### Exercise goal
Each entry must be given again exactly; images do not belong in the copy.

Provided data start

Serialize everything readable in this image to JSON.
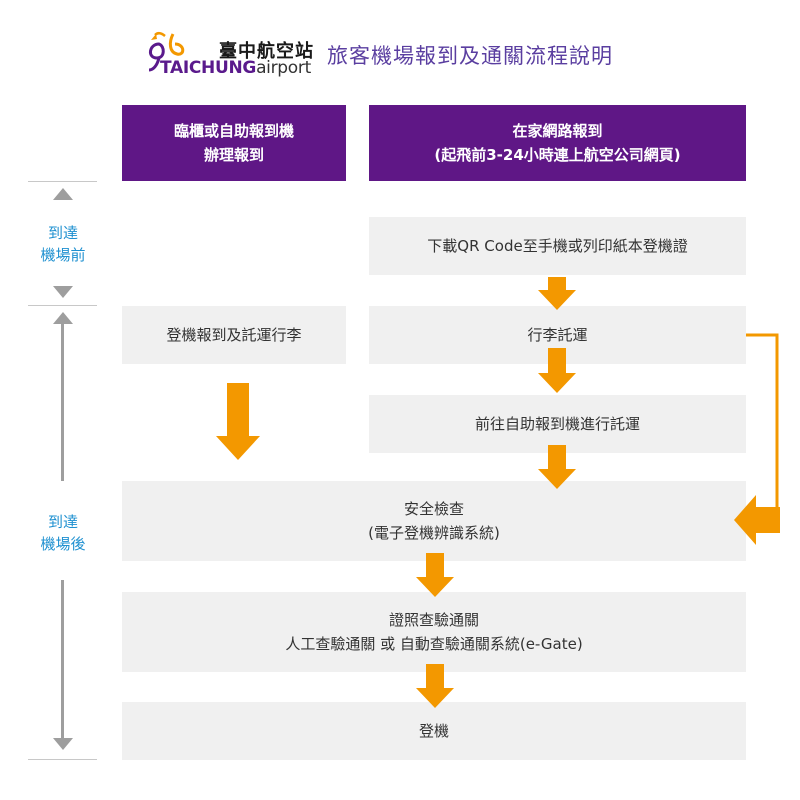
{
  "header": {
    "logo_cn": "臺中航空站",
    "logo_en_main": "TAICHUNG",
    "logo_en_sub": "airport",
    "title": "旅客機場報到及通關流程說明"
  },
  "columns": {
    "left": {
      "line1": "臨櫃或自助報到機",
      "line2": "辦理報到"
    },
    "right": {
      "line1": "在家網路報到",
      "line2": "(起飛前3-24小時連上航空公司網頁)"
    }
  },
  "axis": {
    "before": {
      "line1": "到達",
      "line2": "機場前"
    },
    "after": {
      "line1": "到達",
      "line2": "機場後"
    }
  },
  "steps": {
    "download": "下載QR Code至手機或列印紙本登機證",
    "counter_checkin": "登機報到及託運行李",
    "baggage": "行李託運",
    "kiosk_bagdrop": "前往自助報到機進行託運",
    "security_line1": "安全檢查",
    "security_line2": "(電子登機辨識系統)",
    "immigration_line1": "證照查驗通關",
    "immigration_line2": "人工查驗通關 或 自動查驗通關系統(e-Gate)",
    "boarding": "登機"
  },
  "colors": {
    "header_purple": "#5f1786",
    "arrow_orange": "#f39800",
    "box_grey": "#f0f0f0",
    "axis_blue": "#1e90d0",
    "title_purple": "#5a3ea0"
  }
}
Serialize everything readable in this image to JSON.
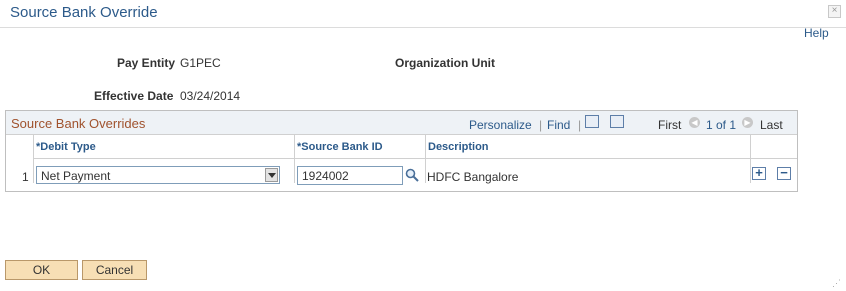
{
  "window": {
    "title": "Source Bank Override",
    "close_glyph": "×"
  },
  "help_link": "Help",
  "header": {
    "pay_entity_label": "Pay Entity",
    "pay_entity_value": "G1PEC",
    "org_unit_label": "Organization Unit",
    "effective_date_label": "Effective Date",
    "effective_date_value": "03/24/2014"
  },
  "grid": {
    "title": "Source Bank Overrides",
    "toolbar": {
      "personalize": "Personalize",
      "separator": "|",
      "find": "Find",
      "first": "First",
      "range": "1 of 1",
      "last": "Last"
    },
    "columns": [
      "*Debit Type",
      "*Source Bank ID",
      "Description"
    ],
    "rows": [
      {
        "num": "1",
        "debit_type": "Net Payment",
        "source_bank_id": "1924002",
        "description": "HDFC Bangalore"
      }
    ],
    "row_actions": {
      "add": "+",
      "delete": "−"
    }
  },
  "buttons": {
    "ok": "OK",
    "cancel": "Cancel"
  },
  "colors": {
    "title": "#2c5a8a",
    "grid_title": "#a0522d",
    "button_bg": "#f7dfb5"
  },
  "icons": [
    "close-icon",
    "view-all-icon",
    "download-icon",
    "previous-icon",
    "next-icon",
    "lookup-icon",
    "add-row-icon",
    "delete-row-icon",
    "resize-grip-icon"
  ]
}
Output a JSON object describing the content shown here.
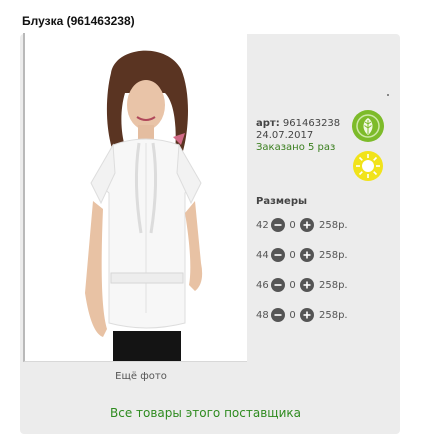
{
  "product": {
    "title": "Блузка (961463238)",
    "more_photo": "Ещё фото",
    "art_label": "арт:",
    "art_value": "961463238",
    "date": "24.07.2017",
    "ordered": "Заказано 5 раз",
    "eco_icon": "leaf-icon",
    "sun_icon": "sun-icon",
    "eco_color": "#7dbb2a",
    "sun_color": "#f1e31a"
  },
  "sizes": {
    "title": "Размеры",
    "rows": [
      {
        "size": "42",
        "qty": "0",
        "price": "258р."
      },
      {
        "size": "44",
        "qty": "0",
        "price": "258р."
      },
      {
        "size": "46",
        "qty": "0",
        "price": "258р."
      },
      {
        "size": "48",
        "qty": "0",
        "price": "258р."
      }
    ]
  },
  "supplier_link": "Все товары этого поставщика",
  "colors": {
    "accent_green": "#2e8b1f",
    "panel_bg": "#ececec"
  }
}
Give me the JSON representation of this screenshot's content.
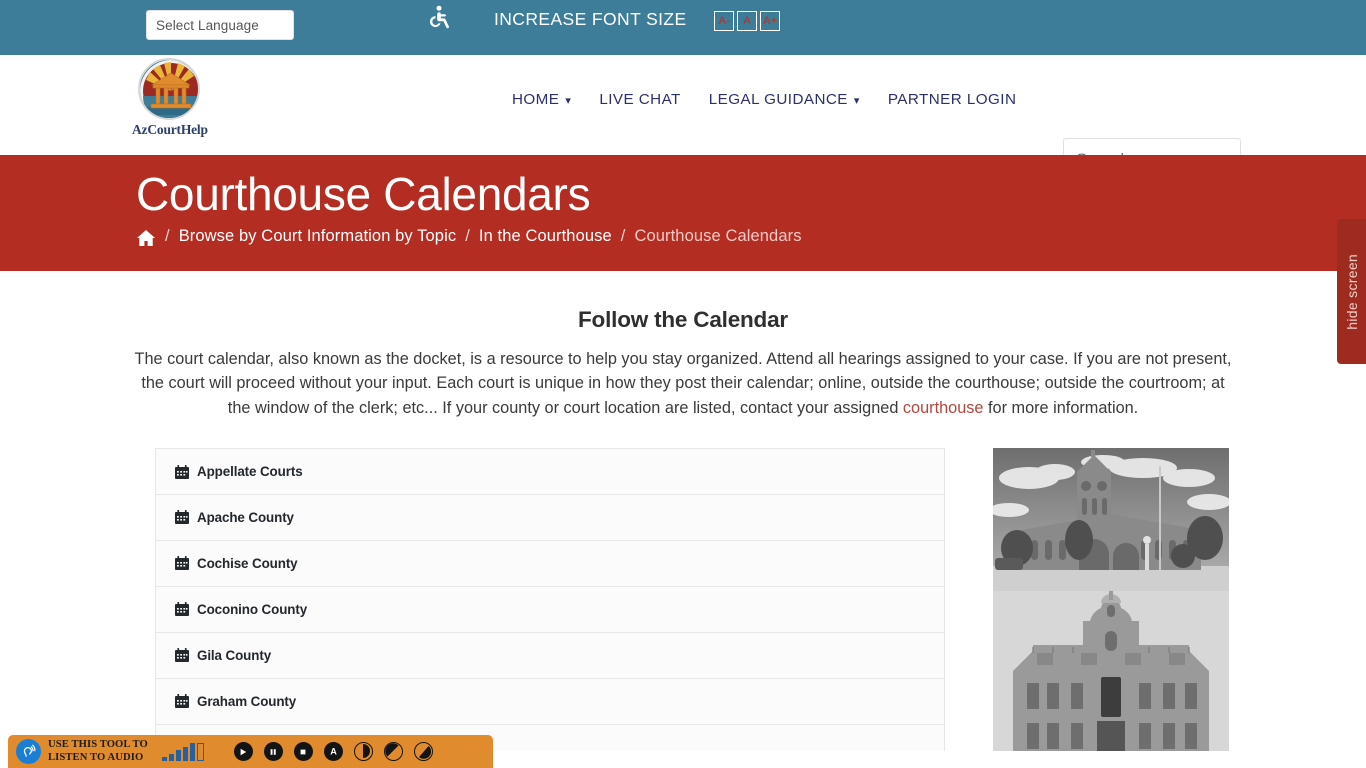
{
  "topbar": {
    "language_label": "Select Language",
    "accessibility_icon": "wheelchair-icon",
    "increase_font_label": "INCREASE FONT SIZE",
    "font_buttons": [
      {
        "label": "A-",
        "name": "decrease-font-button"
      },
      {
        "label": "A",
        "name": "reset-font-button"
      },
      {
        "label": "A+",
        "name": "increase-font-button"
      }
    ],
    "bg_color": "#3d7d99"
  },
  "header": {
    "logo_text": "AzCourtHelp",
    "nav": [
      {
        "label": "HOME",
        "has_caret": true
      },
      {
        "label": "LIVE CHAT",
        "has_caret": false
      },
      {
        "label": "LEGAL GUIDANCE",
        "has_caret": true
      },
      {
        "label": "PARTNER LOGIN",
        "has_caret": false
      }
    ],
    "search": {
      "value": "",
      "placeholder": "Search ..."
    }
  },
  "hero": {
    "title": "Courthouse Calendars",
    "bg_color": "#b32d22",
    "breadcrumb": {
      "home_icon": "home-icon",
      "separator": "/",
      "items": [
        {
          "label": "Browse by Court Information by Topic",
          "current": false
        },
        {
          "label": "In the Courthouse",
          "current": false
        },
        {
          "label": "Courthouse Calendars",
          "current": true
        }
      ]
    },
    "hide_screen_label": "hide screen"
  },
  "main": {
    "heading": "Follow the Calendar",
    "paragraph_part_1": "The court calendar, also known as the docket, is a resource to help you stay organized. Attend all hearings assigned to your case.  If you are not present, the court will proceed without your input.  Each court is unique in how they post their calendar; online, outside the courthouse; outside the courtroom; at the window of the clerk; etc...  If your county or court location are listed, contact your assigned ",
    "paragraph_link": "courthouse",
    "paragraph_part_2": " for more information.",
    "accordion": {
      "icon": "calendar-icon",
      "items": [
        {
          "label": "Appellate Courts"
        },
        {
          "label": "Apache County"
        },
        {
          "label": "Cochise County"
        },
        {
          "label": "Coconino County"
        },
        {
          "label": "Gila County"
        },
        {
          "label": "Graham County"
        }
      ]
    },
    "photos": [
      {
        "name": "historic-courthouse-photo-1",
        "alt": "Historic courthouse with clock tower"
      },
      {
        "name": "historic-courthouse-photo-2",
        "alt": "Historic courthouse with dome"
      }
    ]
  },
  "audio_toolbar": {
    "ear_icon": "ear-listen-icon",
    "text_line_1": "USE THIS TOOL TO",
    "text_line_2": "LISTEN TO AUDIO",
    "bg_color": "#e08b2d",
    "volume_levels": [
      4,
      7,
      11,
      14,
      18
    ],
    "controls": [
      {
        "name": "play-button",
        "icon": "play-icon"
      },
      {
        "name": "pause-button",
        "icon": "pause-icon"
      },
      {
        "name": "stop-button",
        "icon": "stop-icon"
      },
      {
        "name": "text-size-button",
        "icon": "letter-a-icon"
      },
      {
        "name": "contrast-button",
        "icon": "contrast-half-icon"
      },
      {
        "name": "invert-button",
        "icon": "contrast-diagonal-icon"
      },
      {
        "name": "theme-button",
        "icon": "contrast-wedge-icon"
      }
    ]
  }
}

Provided data end

### Task response
Serialize everything readable in this image to JSON.
{
  "header": {
    "logo_cn": "臺中航空站",
    "logo_en_main": "TAICHUNG",
    "logo_en_sub": "airport",
    "title": "旅客機場報到及通關流程說明"
  },
  "columns": {
    "left": {
      "line1": "臨櫃或自助報到機",
      "line2": "辦理報到"
    },
    "right": {
      "line1": "在家網路報到",
      "line2": "(起飛前3-24小時連上航空公司網頁)"
    }
  },
  "axis": {
    "before": {
      "line1": "到達",
      "line2": "機場前"
    },
    "after": {
      "line1": "到達",
      "line2": "機場後"
    }
  },
  "steps": {
    "download": "下載QR Code至手機或列印紙本登機證",
    "counter_checkin": "登機報到及託運行李",
    "baggage": "行李託運",
    "kiosk_bagdrop": "前往自助報到機進行託運",
    "security_line1": "安全檢查",
    "security_line2": "(電子登機辨識系統)",
    "immigration_line1": "證照查驗通關",
    "immigration_line2": "人工查驗通關 或 自動查驗通關系統(e-Gate)",
    "boarding": "登機"
  },
  "colors": {
    "header_purple": "#5f1786",
    "arrow_orange": "#f39800",
    "box_grey": "#f0f0f0",
    "axis_blue": "#1e90d0",
    "title_purple": "#5a3ea0"
  }
}
Serialize everything readable in this image to JSON.
{
  "window": {
    "title": "Source Bank Override",
    "close_glyph": "×"
  },
  "help_link": "Help",
  "header": {
    "pay_entity_label": "Pay Entity",
    "pay_entity_value": "G1PEC",
    "org_unit_label": "Organization Unit",
    "effective_date_label": "Effective Date",
    "effective_date_value": "03/24/2014"
  },
  "grid": {
    "title": "Source Bank Overrides",
    "toolbar": {
      "personalize": "Personalize",
      "separator": "|",
      "find": "Find",
      "first": "First",
      "range": "1 of 1",
      "last": "Last"
    },
    "columns": [
      "*Debit Type",
      "*Source Bank ID",
      "Description"
    ],
    "rows": [
      {
        "num": "1",
        "debit_type": "Net Payment",
        "source_bank_id": "1924002",
        "description": "HDFC Bangalore"
      }
    ],
    "row_actions": {
      "add": "+",
      "delete": "−"
    }
  },
  "buttons": {
    "ok": "OK",
    "cancel": "Cancel"
  },
  "colors": {
    "title": "#2c5a8a",
    "grid_title": "#a0522d",
    "button_bg": "#f7dfb5"
  },
  "icons": [
    "close-icon",
    "view-all-icon",
    "download-icon",
    "previous-icon",
    "next-icon",
    "lookup-icon",
    "add-row-icon",
    "delete-row-icon",
    "resize-grip-icon"
  ]
}
Output a JSON object describing the content shown here.
{
  "product": {
    "title": "Блузка (961463238)",
    "more_photo": "Ещё фото",
    "art_label": "арт:",
    "art_value": "961463238",
    "date": "24.07.2017",
    "ordered": "Заказано 5 раз",
    "eco_icon": "leaf-icon",
    "sun_icon": "sun-icon",
    "eco_color": "#7dbb2a",
    "sun_color": "#f1e31a"
  },
  "sizes": {
    "title": "Размеры",
    "rows": [
      {
        "size": "42",
        "qty": "0",
        "price": "258р."
      },
      {
        "size": "44",
        "qty": "0",
        "price": "258р."
      },
      {
        "size": "46",
        "qty": "0",
        "price": "258р."
      },
      {
        "size": "48",
        "qty": "0",
        "price": "258р."
      }
    ]
  },
  "supplier_link": "Все товары этого поставщика",
  "colors": {
    "accent_green": "#2e8b1f",
    "panel_bg": "#ececec"
  }
}
Give me the JSON representation of this screenshot's content.
{
  "topbar": {
    "language_label": "Select Language",
    "accessibility_icon": "wheelchair-icon",
    "increase_font_label": "INCREASE FONT SIZE",
    "font_buttons": [
      {
        "label": "A-",
        "name": "decrease-font-button"
      },
      {
        "label": "A",
        "name": "reset-font-button"
      },
      {
        "label": "A+",
        "name": "increase-font-button"
      }
    ],
    "bg_color": "#3d7d99"
  },
  "header": {
    "logo_text": "AzCourtHelp",
    "nav": [
      {
        "label": "HOME",
        "has_caret": true
      },
      {
        "label": "LIVE CHAT",
        "has_caret": false
      },
      {
        "label": "LEGAL GUIDANCE",
        "has_caret": true
      },
      {
        "label": "PARTNER LOGIN",
        "has_caret": false
      }
    ],
    "search": {
      "value": "",
      "placeholder": "Search ..."
    }
  },
  "hero": {
    "title": "Courthouse Calendars",
    "bg_color": "#b32d22",
    "breadcrumb": {
      "home_icon": "home-icon",
      "separator": "/",
      "items": [
        {
          "label": "Browse by Court Information by Topic",
          "current": false
        },
        {
          "label": "In the Courthouse",
          "current": false
        },
        {
          "label": "Courthouse Calendars",
          "current": true
        }
      ]
    },
    "hide_screen_label": "hide screen"
  },
  "main": {
    "heading": "Follow the Calendar",
    "paragraph_part_1": "The court calendar, also known as the docket, is a resource to help you stay organized. Attend all hearings assigned to your case.  If you are not present, the court will proceed without your input.  Each court is unique in how they post their calendar; online, outside the courthouse; outside the courtroom; at the window of the clerk; etc...  If your county or court location are listed, contact your assigned ",
    "paragraph_link": "courthouse",
    "paragraph_part_2": " for more information.",
    "accordion": {
      "icon": "calendar-icon",
      "items": [
        {
          "label": "Appellate Courts"
        },
        {
          "label": "Apache County"
        },
        {
          "label": "Cochise County"
        },
        {
          "label": "Coconino County"
        },
        {
          "label": "Gila County"
        },
        {
          "label": "Graham County"
        }
      ]
    },
    "photos": [
      {
        "name": "historic-courthouse-photo-1",
        "alt": "Historic courthouse with clock tower"
      },
      {
        "name": "historic-courthouse-photo-2",
        "alt": "Historic courthouse with dome"
      }
    ]
  },
  "audio_toolbar": {
    "ear_icon": "ear-listen-icon",
    "text_line_1": "USE THIS TOOL TO",
    "text_line_2": "LISTEN TO AUDIO",
    "bg_color": "#e08b2d",
    "volume_levels": [
      4,
      7,
      11,
      14,
      18
    ],
    "controls": [
      {
        "name": "play-button",
        "icon": "play-icon"
      },
      {
        "name": "pause-button",
        "icon": "pause-icon"
      },
      {
        "name": "stop-button",
        "icon": "stop-icon"
      },
      {
        "name": "text-size-button",
        "icon": "letter-a-icon"
      },
      {
        "name": "contrast-button",
        "icon": "contrast-half-icon"
      },
      {
        "name": "invert-button",
        "icon": "contrast-diagonal-icon"
      },
      {
        "name": "theme-button",
        "icon": "contrast-wedge-icon"
      }
    ]
  }
}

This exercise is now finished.